What needs to be done
Search the records for the word "function" and report each line that has it.

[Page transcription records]
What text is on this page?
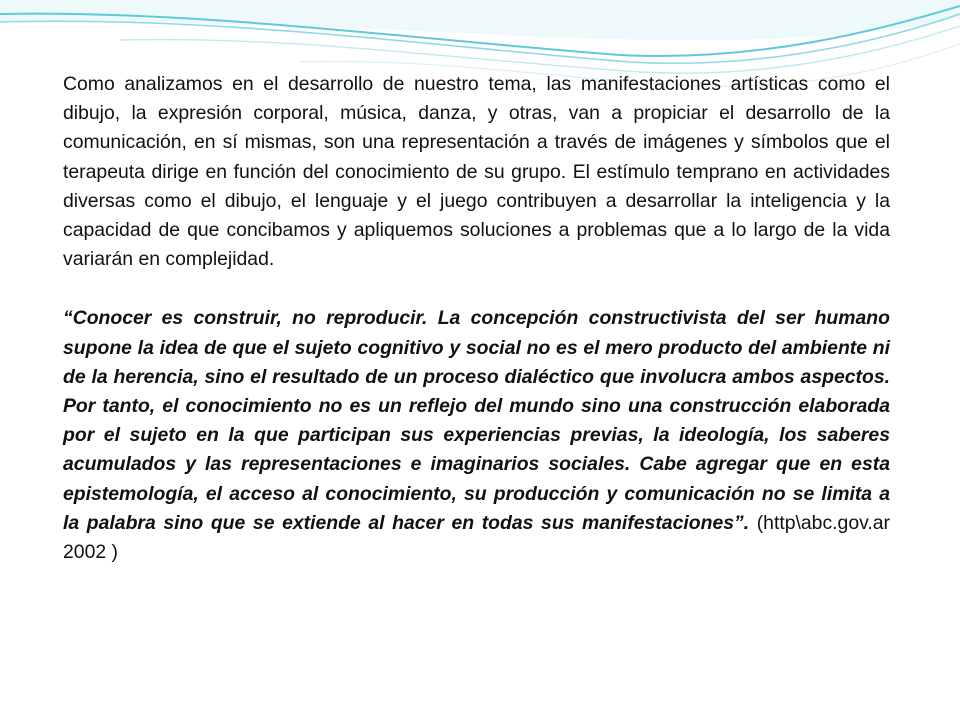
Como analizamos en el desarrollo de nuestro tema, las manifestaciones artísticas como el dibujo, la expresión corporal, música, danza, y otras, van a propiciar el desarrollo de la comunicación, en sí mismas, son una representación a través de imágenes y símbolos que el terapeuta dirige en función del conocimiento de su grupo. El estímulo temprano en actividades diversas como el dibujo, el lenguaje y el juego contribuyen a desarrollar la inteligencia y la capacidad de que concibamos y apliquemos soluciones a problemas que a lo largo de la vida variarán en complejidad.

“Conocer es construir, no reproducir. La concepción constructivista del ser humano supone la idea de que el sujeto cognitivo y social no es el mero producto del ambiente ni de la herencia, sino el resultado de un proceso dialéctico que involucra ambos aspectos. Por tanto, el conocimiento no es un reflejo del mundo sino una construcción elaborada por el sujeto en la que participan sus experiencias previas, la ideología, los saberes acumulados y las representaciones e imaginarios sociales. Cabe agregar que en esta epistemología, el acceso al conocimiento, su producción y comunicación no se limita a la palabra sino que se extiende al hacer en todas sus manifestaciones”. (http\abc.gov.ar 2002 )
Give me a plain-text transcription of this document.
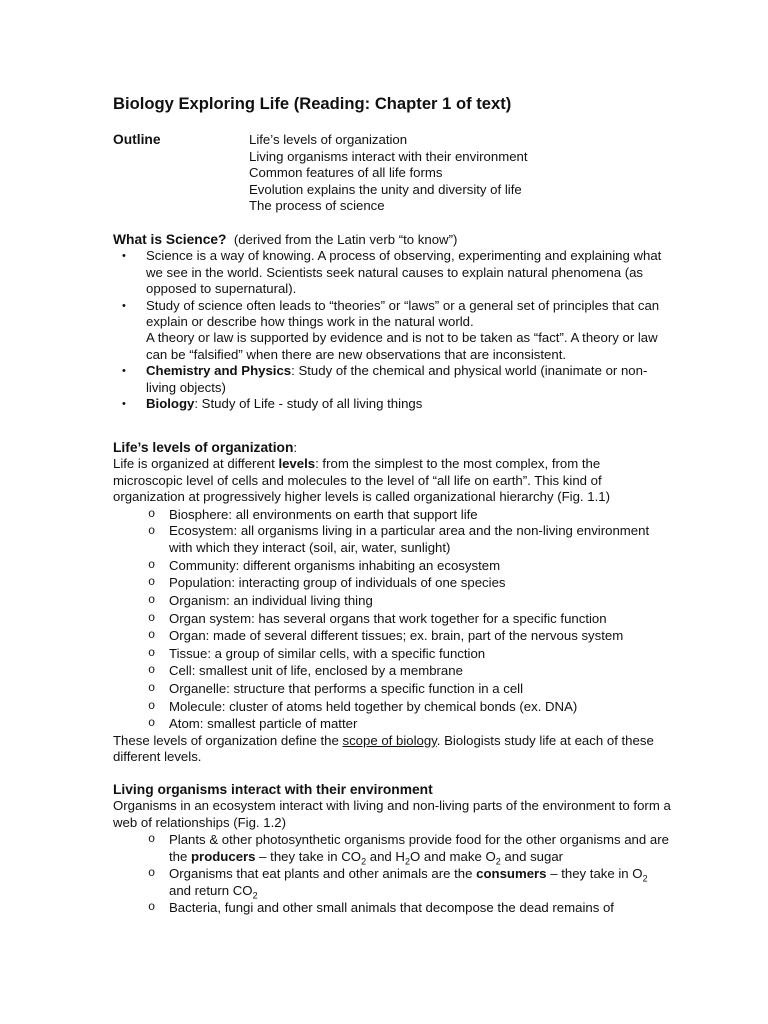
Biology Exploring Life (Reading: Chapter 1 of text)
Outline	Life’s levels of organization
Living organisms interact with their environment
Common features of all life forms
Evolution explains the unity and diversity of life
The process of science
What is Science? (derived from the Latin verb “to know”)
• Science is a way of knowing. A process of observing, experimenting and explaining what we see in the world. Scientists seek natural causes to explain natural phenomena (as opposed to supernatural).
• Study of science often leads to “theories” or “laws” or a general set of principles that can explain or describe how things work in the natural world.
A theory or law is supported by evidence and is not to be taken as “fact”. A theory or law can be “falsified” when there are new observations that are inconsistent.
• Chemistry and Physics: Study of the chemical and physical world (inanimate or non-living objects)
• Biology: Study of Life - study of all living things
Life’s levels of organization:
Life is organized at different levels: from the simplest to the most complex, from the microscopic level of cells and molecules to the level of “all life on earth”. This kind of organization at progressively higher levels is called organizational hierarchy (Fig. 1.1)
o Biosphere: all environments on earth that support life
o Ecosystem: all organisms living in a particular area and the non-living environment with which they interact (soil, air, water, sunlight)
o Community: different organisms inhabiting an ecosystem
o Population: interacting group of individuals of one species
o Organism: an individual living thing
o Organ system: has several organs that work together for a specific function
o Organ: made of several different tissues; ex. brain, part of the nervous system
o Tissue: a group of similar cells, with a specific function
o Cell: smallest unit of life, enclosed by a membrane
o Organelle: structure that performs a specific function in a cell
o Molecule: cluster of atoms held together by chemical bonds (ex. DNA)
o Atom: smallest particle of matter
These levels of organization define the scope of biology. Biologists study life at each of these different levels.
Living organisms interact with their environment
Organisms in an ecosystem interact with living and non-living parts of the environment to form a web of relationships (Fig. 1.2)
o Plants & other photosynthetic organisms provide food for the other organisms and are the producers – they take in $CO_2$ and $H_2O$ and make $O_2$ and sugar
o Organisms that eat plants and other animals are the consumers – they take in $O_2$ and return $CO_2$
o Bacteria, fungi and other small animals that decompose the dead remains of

---

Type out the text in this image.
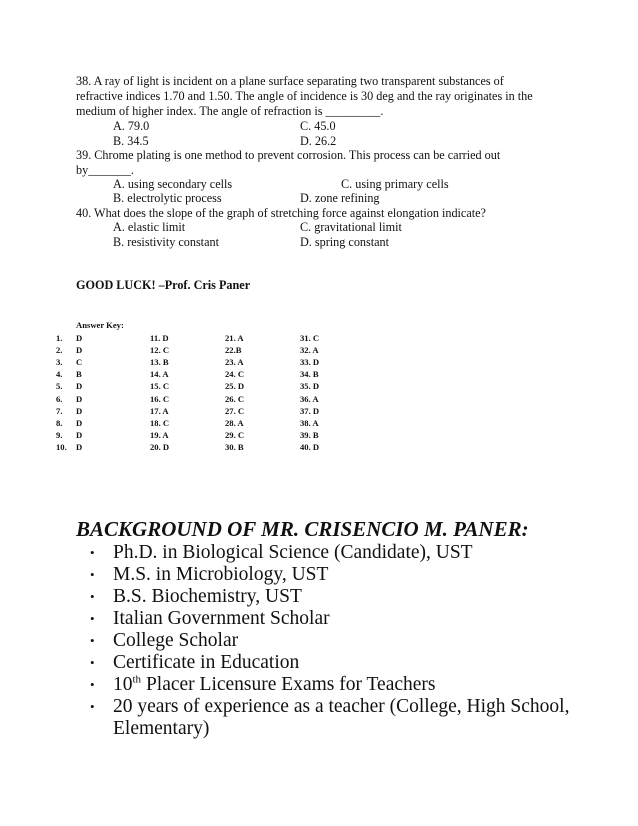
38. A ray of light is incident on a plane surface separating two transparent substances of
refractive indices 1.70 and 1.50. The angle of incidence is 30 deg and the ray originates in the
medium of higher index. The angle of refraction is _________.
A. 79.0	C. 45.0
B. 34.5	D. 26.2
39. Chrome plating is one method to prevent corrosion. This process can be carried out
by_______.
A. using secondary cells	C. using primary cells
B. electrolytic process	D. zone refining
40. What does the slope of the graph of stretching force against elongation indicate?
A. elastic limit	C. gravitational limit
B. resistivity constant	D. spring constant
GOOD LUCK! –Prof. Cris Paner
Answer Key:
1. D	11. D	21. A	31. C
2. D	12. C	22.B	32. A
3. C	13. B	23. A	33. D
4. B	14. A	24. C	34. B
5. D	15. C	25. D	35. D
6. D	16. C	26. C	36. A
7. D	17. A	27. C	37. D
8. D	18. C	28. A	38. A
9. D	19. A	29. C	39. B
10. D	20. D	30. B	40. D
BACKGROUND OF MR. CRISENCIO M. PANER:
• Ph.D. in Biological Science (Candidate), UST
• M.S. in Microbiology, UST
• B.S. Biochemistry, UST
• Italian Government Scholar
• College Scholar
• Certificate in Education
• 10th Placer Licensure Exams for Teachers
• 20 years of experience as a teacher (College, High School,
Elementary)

Exercise answer
o Organ system: has several organs that work together for a specific function
o Tissue: a group of similar cells, with a specific function
o Organelle: structure that performs a specific function in a cell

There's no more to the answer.